▶ _Aim of the task_:
Lift out all lines below that contain "test".

▶ _Material to process_:

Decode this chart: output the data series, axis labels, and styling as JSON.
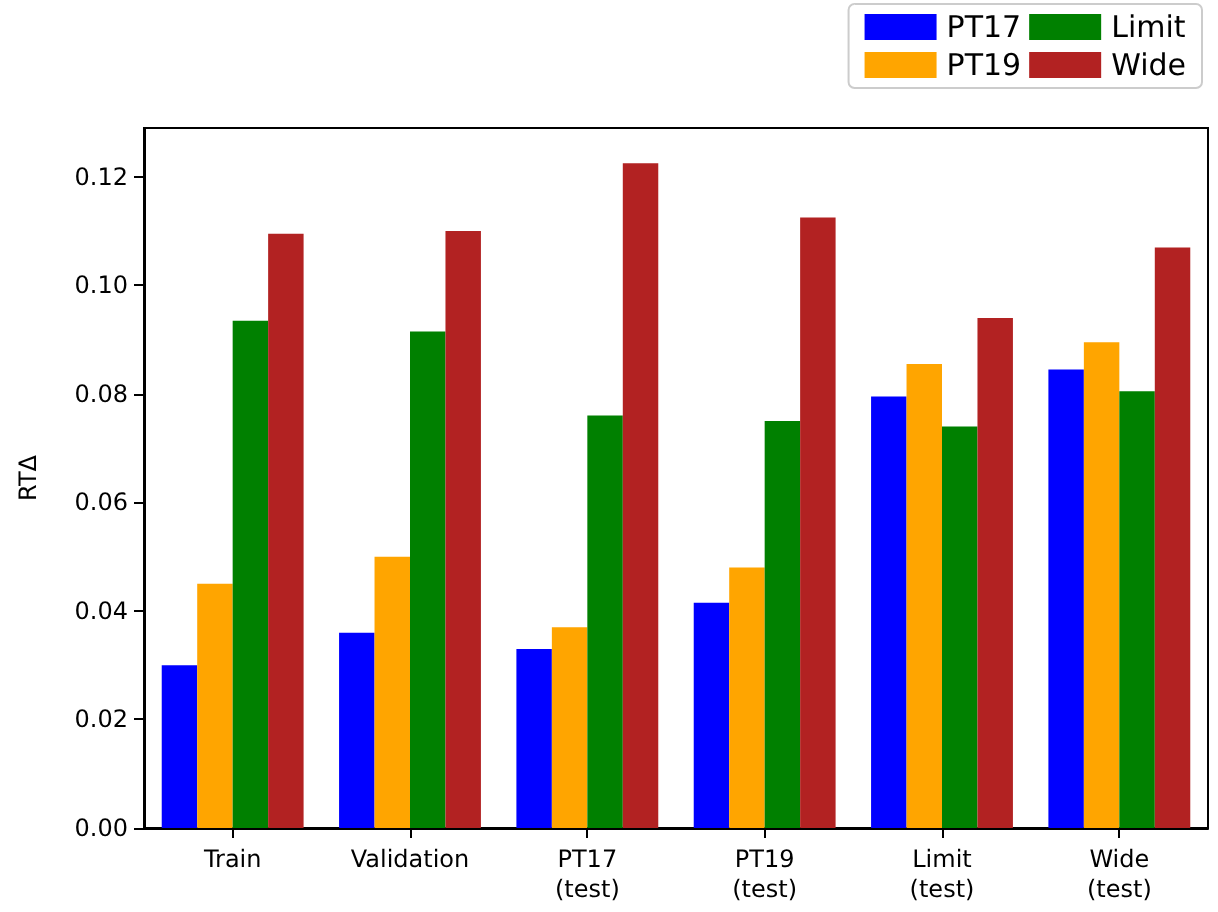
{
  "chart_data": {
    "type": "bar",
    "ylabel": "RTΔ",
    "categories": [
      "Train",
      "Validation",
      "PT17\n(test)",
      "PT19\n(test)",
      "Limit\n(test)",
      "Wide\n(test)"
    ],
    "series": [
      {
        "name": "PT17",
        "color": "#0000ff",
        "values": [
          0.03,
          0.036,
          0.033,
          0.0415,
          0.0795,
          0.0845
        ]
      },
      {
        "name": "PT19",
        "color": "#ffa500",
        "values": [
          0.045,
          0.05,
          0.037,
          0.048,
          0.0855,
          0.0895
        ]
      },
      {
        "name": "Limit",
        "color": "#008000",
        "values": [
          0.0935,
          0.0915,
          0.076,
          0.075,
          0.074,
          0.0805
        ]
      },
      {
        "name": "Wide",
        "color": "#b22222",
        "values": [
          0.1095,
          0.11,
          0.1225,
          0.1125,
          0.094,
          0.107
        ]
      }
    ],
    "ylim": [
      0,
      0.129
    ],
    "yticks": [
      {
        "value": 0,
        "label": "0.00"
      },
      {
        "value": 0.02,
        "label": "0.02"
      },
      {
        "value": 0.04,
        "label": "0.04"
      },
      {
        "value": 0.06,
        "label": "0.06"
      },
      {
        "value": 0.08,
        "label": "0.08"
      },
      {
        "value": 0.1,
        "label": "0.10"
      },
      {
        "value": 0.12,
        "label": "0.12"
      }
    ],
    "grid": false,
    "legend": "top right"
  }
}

---

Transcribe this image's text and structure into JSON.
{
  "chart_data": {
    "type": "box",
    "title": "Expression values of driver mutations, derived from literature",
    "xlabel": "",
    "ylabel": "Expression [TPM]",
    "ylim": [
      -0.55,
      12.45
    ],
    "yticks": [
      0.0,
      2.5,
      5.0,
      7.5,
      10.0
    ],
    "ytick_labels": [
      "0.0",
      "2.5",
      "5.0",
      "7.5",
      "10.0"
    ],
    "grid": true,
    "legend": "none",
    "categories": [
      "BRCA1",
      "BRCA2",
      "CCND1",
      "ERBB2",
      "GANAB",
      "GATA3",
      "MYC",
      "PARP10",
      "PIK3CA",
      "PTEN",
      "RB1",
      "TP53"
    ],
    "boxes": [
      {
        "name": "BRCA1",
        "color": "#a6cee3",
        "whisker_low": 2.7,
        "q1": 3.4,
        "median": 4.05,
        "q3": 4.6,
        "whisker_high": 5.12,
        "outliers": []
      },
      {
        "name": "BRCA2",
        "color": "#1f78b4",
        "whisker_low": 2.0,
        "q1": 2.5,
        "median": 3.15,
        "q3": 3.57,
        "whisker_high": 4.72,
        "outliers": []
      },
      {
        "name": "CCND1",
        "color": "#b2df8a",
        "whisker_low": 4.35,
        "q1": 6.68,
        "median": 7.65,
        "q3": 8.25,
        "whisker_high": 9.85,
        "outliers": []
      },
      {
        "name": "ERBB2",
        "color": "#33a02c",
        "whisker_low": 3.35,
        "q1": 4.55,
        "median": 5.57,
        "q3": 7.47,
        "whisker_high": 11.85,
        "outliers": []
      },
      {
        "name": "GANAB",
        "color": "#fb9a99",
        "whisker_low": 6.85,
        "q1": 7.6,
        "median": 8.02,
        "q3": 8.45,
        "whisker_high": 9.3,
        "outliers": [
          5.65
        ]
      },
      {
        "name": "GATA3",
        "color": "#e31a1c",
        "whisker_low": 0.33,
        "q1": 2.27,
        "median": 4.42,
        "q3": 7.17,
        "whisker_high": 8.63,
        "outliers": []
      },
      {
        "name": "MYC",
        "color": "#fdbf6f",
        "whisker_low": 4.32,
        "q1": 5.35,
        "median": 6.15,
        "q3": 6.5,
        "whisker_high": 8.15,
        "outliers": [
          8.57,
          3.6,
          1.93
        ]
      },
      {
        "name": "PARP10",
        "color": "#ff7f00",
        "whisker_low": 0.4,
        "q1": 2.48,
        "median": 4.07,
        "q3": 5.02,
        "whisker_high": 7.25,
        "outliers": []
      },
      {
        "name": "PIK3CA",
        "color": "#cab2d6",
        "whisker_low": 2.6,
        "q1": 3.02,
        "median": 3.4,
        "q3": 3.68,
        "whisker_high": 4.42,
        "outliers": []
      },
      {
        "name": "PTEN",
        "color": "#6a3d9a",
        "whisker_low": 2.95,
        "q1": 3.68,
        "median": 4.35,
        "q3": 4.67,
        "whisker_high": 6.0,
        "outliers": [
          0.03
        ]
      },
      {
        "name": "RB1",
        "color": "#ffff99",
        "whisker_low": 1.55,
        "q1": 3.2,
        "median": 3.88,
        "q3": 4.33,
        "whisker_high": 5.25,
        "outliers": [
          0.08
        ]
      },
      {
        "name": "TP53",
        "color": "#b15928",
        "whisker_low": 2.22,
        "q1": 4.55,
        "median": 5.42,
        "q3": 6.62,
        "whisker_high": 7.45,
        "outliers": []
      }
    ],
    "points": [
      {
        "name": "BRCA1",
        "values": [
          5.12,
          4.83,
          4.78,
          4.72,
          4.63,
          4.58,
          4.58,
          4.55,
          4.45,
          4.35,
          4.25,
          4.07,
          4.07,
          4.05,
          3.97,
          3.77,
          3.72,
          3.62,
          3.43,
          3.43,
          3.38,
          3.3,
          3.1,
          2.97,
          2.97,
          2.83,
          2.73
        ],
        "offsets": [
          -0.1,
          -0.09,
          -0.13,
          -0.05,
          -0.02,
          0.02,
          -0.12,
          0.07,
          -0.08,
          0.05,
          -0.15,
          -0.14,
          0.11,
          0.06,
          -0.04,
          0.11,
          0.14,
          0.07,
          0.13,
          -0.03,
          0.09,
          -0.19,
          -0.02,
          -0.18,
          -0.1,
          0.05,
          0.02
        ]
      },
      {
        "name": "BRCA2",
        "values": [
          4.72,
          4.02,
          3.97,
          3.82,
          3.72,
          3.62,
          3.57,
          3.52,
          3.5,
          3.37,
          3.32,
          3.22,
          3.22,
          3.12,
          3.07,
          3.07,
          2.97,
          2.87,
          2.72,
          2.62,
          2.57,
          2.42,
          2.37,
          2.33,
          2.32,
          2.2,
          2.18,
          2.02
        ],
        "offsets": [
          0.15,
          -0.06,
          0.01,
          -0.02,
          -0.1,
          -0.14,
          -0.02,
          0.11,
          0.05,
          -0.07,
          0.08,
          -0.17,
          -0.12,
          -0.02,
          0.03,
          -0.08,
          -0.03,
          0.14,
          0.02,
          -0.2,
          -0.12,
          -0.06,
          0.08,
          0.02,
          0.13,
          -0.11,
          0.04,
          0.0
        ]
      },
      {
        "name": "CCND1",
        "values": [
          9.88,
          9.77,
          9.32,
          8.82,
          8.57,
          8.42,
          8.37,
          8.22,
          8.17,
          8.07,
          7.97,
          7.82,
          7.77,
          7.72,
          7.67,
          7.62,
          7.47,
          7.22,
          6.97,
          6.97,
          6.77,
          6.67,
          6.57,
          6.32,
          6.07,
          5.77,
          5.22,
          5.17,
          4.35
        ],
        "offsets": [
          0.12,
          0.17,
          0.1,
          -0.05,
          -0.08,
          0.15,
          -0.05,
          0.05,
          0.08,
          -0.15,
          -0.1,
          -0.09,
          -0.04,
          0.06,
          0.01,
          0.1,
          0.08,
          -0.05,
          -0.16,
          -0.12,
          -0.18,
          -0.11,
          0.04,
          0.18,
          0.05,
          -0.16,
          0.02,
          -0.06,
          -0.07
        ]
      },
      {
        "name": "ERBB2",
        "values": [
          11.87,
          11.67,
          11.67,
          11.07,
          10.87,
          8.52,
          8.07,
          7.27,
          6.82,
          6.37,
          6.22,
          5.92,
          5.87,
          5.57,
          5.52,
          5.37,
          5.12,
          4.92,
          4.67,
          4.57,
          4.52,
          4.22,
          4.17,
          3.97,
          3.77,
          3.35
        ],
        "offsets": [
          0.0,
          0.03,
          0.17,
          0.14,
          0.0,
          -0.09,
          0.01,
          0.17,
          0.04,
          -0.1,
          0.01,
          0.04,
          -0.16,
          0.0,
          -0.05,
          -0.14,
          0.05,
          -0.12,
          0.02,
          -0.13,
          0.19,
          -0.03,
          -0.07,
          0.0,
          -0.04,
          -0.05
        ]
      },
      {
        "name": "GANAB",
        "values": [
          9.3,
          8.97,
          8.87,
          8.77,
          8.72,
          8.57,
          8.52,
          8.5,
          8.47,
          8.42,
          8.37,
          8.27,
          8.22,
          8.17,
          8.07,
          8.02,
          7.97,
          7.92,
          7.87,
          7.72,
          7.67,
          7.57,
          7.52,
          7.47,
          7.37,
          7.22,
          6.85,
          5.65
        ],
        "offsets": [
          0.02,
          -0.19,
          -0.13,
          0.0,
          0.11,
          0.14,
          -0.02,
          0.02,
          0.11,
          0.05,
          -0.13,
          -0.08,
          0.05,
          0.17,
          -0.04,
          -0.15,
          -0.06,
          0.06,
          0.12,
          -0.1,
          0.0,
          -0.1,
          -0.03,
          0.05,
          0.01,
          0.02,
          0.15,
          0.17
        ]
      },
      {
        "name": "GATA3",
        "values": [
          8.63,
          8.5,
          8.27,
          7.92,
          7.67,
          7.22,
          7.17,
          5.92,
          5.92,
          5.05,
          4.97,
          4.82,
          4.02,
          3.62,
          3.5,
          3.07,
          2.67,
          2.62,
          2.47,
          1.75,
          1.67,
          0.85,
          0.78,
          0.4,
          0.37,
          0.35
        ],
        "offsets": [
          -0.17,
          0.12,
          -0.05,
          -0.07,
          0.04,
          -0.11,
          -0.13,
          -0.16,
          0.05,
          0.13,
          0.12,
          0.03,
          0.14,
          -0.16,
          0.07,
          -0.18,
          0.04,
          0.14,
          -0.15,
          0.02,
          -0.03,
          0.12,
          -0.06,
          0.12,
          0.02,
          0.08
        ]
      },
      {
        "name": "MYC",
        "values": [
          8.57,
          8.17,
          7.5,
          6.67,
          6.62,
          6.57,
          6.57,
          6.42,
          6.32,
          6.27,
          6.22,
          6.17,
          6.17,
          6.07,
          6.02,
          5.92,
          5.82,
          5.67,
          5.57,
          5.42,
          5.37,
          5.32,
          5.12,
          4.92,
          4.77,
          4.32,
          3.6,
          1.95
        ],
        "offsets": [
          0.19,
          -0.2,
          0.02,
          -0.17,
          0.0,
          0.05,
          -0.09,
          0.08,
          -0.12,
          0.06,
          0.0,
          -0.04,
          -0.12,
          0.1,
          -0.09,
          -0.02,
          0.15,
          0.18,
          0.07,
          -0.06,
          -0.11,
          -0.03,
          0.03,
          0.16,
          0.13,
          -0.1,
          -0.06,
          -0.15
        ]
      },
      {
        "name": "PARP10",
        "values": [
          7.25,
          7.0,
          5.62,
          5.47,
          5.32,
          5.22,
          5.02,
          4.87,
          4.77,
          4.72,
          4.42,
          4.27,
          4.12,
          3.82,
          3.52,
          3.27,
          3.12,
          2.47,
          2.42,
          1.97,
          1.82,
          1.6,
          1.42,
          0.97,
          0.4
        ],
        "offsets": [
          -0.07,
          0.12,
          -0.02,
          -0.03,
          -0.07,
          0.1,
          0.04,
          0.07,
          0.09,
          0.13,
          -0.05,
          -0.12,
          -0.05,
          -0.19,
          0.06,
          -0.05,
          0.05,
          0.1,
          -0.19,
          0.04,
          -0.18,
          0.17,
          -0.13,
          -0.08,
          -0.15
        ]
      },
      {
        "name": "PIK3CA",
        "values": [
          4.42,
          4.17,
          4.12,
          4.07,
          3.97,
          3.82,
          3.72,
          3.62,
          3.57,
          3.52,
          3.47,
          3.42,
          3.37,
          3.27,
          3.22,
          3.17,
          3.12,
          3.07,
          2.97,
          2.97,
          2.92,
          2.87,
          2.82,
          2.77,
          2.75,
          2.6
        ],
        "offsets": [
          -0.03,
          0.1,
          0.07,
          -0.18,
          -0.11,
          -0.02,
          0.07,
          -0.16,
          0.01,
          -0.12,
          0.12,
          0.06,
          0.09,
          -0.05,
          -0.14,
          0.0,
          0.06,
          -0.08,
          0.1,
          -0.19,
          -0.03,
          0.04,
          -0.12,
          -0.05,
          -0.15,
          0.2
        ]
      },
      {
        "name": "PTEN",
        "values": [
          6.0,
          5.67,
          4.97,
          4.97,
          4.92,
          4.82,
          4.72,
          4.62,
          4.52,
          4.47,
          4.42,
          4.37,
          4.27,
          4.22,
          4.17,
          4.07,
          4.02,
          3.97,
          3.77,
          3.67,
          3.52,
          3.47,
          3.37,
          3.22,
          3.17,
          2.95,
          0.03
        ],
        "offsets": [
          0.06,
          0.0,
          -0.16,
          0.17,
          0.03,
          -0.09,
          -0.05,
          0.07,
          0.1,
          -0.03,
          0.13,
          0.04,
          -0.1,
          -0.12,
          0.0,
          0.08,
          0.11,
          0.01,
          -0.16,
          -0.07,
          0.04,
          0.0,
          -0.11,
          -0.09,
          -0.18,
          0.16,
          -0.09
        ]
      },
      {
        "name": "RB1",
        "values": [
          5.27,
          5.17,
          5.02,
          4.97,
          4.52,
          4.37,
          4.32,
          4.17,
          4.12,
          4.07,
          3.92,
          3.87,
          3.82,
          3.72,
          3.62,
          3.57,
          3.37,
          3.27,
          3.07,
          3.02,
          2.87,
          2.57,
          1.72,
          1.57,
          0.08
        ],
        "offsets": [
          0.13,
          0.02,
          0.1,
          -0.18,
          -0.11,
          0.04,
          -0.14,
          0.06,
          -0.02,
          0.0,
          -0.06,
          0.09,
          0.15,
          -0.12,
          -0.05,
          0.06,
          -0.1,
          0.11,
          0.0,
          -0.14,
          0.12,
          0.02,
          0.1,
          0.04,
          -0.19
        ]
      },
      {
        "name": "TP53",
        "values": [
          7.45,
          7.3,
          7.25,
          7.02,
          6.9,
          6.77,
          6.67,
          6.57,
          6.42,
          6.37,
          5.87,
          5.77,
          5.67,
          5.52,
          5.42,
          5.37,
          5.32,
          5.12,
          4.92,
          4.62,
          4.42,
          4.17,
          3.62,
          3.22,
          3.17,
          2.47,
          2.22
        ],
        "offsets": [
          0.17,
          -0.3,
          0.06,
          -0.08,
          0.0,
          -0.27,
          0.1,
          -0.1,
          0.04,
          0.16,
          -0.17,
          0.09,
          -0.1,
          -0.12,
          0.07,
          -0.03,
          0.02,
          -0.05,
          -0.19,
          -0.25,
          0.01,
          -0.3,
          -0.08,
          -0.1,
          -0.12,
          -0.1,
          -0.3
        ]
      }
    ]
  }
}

* * *

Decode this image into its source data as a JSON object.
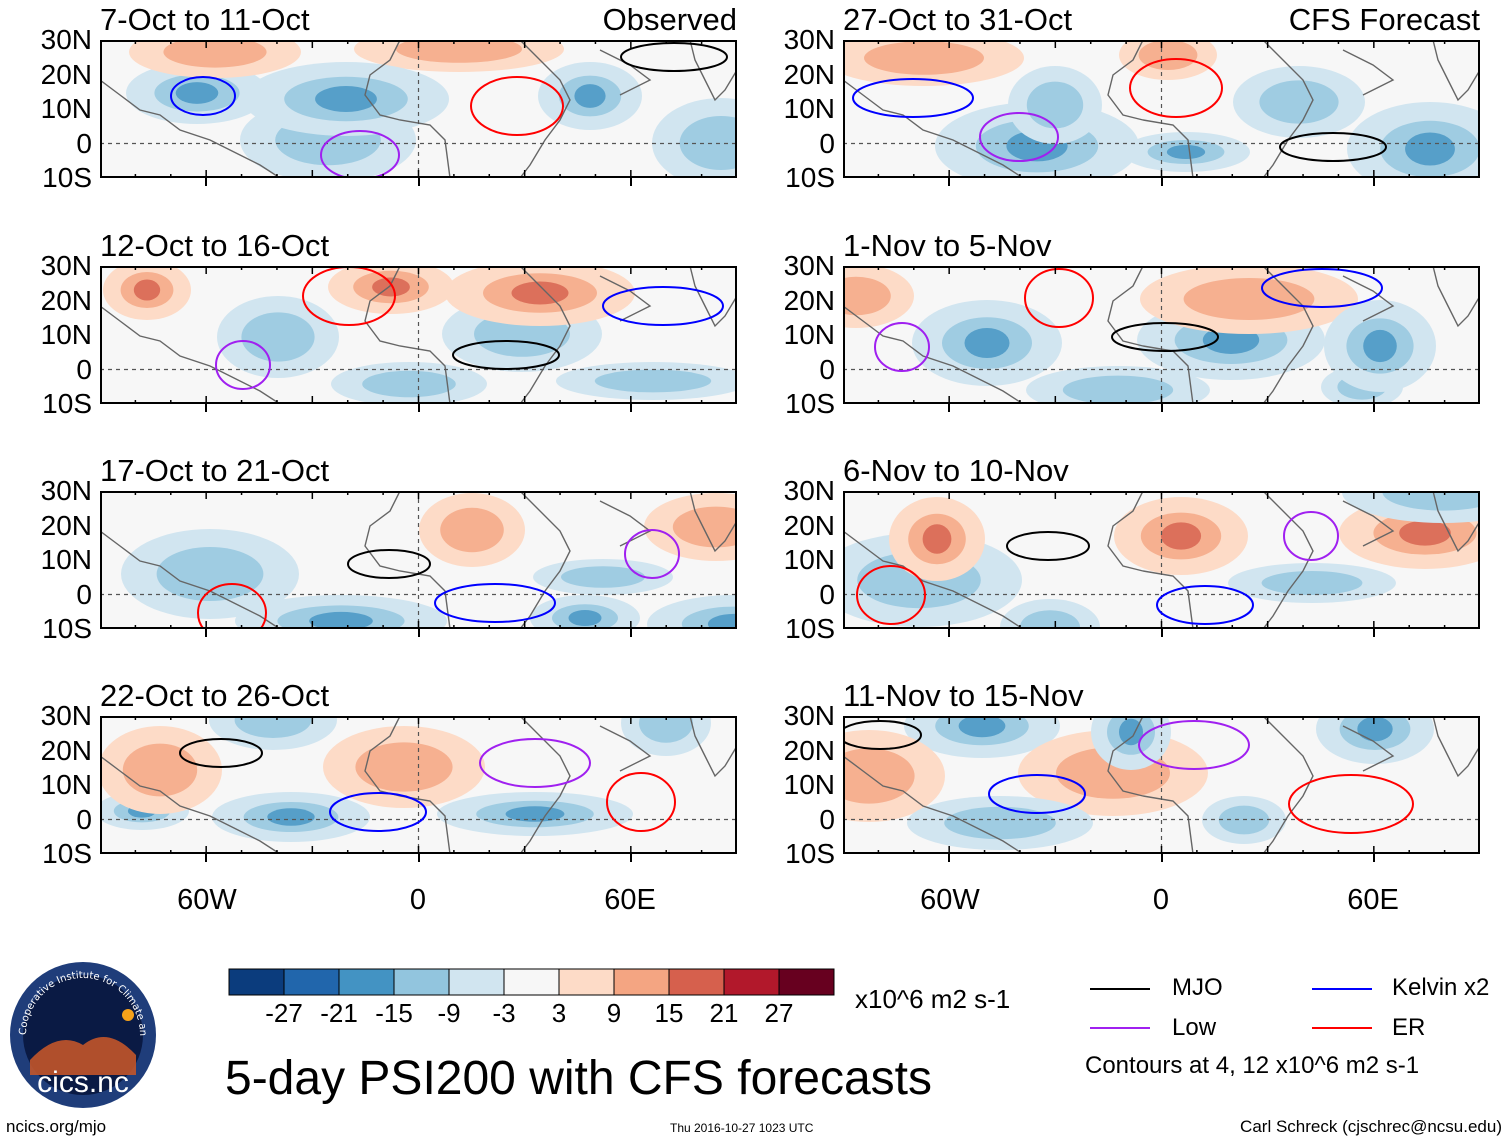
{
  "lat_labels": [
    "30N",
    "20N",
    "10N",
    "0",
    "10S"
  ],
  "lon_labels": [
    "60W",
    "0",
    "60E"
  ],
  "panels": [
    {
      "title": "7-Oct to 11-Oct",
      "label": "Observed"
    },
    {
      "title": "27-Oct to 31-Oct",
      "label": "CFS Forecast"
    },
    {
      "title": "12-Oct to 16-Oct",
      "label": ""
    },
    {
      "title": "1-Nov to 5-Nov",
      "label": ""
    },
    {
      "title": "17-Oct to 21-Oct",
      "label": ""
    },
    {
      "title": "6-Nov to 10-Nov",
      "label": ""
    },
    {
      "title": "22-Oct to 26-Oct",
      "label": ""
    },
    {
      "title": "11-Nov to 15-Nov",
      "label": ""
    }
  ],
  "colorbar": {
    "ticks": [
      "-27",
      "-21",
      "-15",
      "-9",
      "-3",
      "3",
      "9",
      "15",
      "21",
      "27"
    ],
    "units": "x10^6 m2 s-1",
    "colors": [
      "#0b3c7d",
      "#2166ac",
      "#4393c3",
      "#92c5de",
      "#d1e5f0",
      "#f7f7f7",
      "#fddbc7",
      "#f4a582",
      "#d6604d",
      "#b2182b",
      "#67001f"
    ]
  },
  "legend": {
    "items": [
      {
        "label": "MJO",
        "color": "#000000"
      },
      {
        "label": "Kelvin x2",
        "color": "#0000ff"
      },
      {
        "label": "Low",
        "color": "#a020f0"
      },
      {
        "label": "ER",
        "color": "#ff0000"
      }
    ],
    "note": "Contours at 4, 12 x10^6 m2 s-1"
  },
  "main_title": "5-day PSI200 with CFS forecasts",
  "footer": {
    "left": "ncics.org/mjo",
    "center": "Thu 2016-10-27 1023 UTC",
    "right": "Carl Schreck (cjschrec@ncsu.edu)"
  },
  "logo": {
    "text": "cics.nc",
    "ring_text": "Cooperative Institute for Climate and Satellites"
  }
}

▶ _Solution to the exercise_:
      "PT17\n(test)",
      "PT19\n(test)",
      "Limit\n(test)",
      "Wide\n(test)"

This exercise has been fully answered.